• [DIRECTIONS]
Repeat the material below exactly, with no pictures.

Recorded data
....
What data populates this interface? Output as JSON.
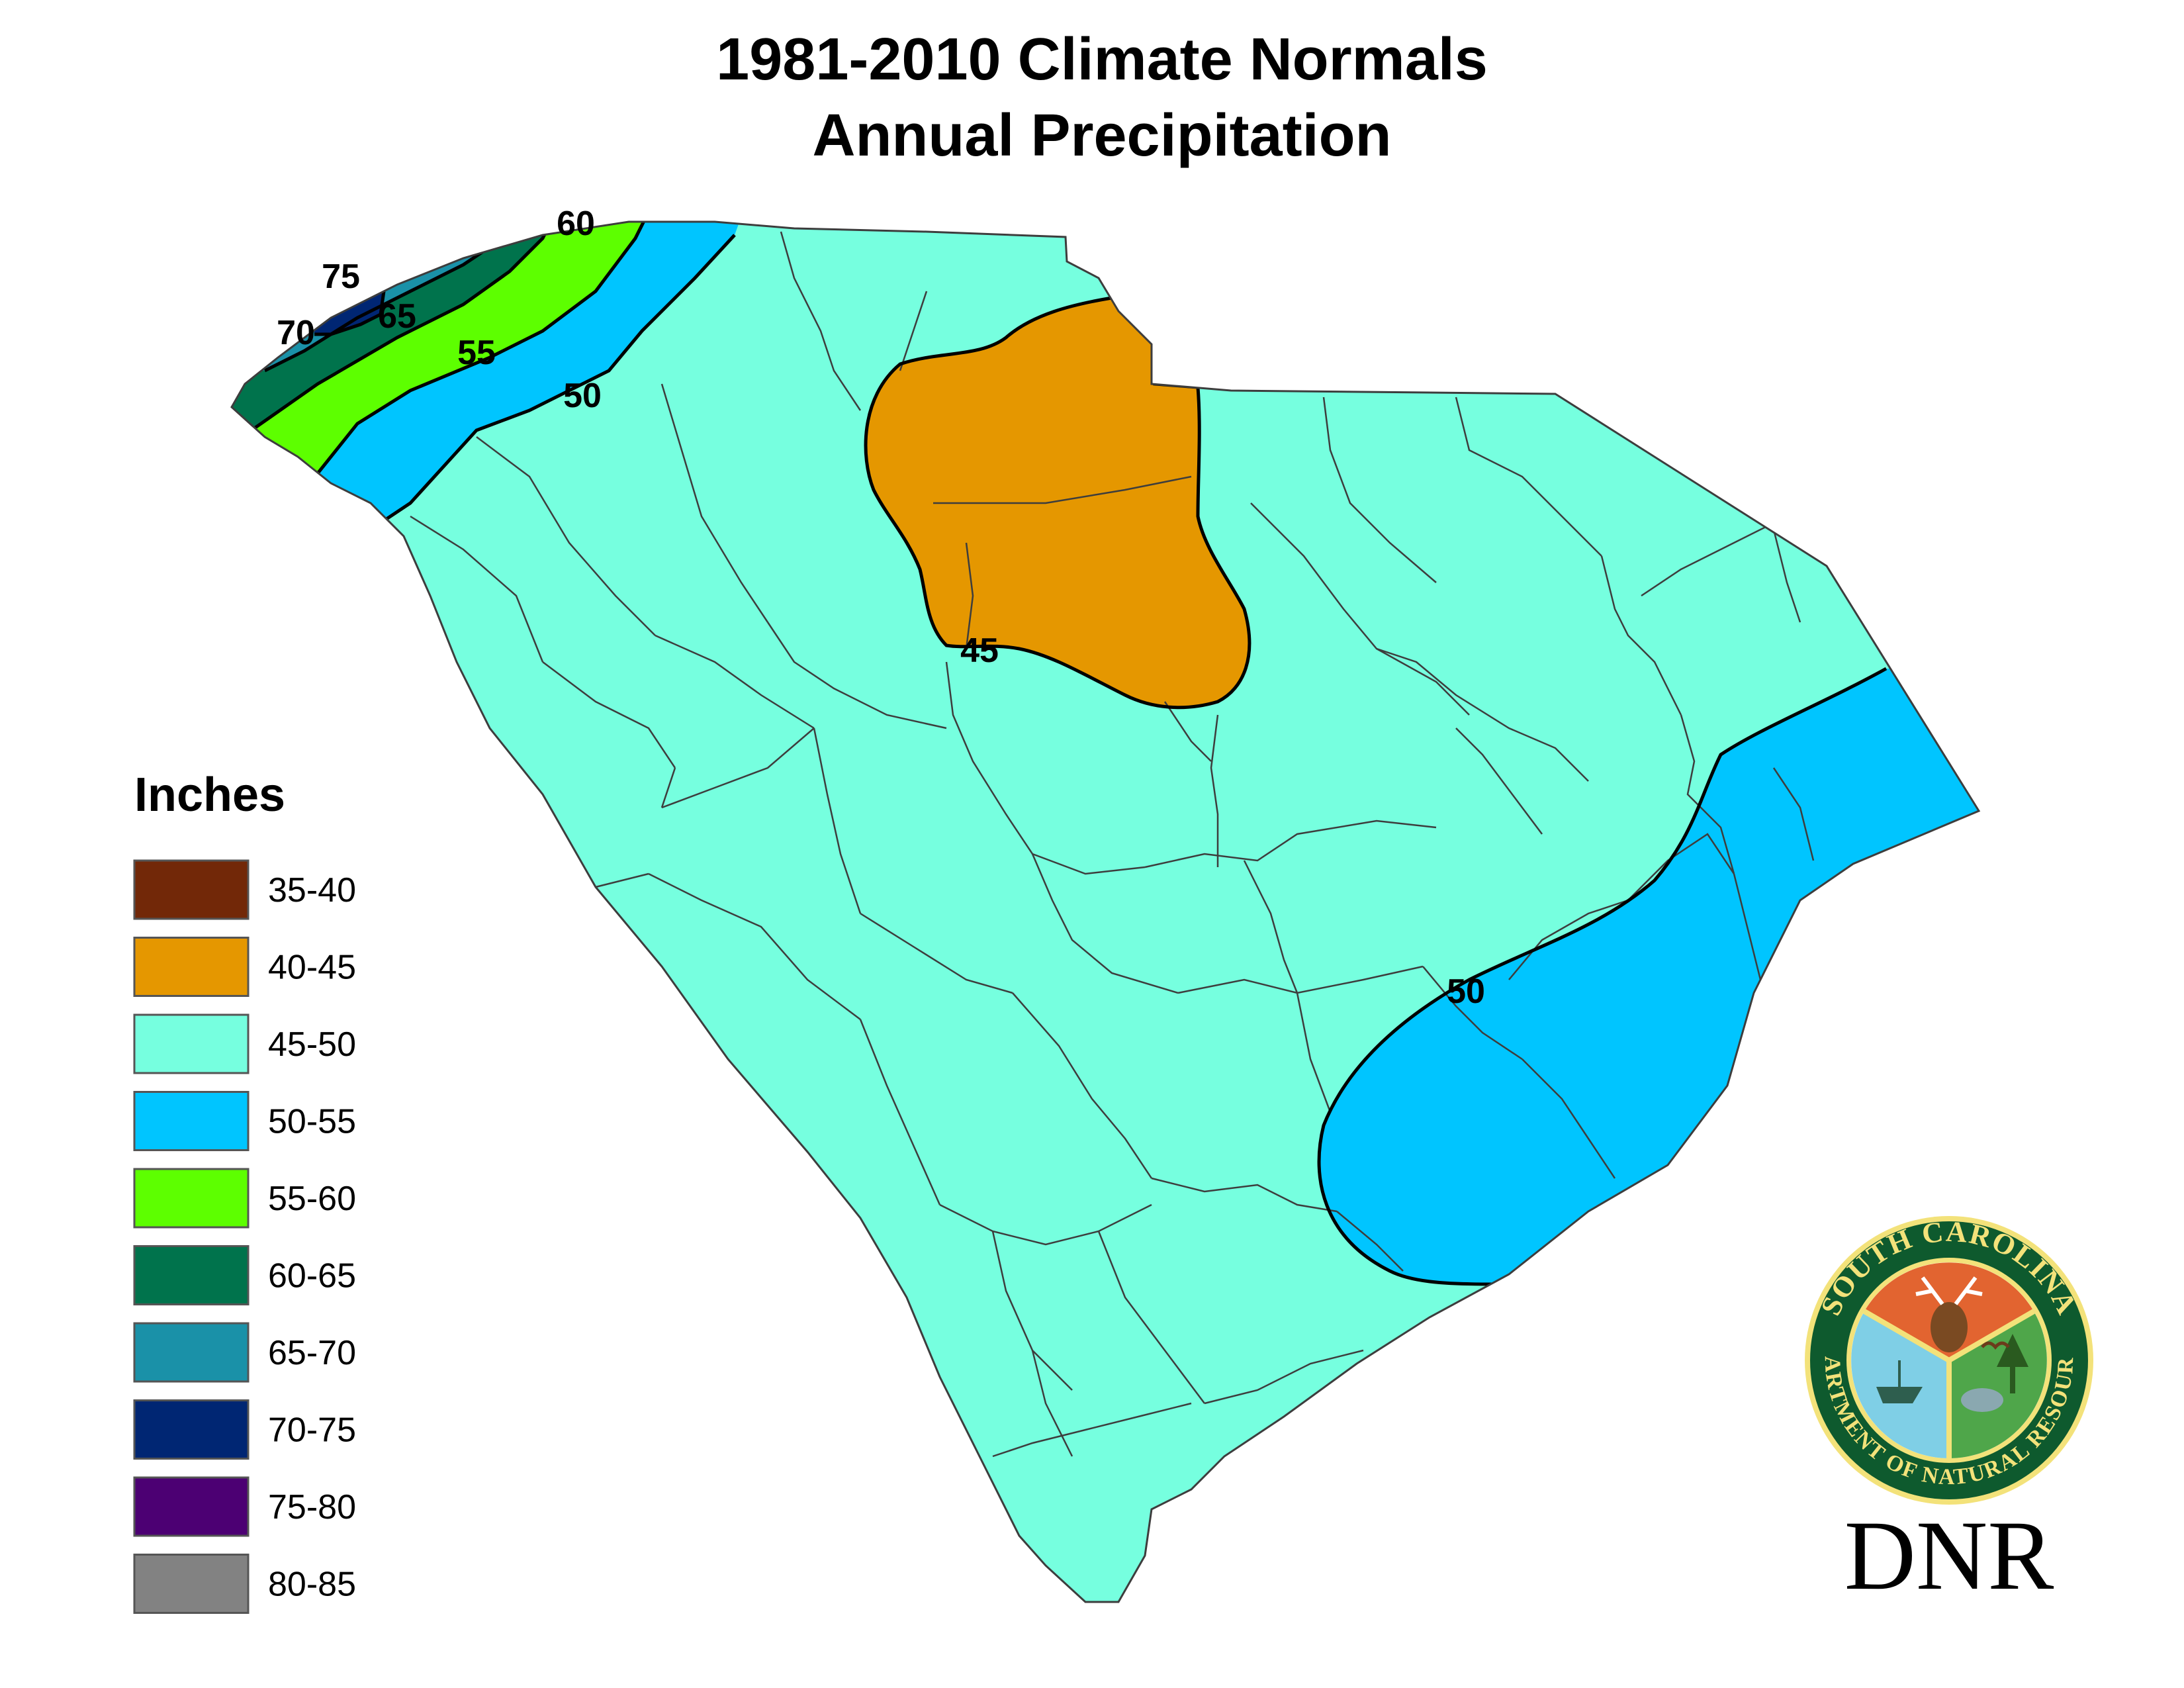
{
  "title": {
    "line1": "1981-2010 Climate Normals",
    "line2": "Annual Precipitation"
  },
  "legend": {
    "title": "Inches",
    "items": [
      {
        "label": "35-40",
        "color": "#722808"
      },
      {
        "label": "40-45",
        "color": "#e59700"
      },
      {
        "label": "45-50",
        "color": "#76ffdf"
      },
      {
        "label": "50-55",
        "color": "#00c5ff"
      },
      {
        "label": "55-60",
        "color": "#5dff00"
      },
      {
        "label": "60-65",
        "color": "#00734c"
      },
      {
        "label": "65-70",
        "color": "#1a91a8"
      },
      {
        "label": "70-75",
        "color": "#002673"
      },
      {
        "label": "75-80",
        "color": "#4c0073"
      },
      {
        "label": "80-85",
        "color": "#828282"
      }
    ]
  },
  "contour_labels": {
    "c60": "60",
    "c75": "75",
    "c65": "65",
    "c70": "70",
    "c55": "55",
    "c50_nw": "50",
    "c45": "45",
    "c50_se": "50"
  },
  "logo": {
    "seal_top": "SOUTH CAROLINA",
    "seal_bottom": "DEPARTMENT OF NATURAL RESOURCES",
    "wordmark": "DNR"
  },
  "colors": {
    "county_line": "#3d3d3d",
    "contour_line": "#000000",
    "seal_ring": "#0e5a2e",
    "seal_gold": "#f3e27a"
  }
}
....
• [SOLUTION BELOW]
What data populates this interface? Output as JSON.
{
  "title": {
    "line1": "1981-2010 Climate Normals",
    "line2": "Annual Precipitation"
  },
  "legend": {
    "title": "Inches",
    "items": [
      {
        "label": "35-40",
        "color": "#722808"
      },
      {
        "label": "40-45",
        "color": "#e59700"
      },
      {
        "label": "45-50",
        "color": "#76ffdf"
      },
      {
        "label": "50-55",
        "color": "#00c5ff"
      },
      {
        "label": "55-60",
        "color": "#5dff00"
      },
      {
        "label": "60-65",
        "color": "#00734c"
      },
      {
        "label": "65-70",
        "color": "#1a91a8"
      },
      {
        "label": "70-75",
        "color": "#002673"
      },
      {
        "label": "75-80",
        "color": "#4c0073"
      },
      {
        "label": "80-85",
        "color": "#828282"
      }
    ]
  },
  "contour_labels": {
    "c60": "60",
    "c75": "75",
    "c65": "65",
    "c70": "70",
    "c55": "55",
    "c50_nw": "50",
    "c45": "45",
    "c50_se": "50"
  },
  "logo": {
    "seal_top": "SOUTH CAROLINA",
    "seal_bottom": "DEPARTMENT OF NATURAL RESOURCES",
    "wordmark": "DNR"
  },
  "colors": {
    "county_line": "#3d3d3d",
    "contour_line": "#000000",
    "seal_ring": "#0e5a2e",
    "seal_gold": "#f3e27a"
  }
}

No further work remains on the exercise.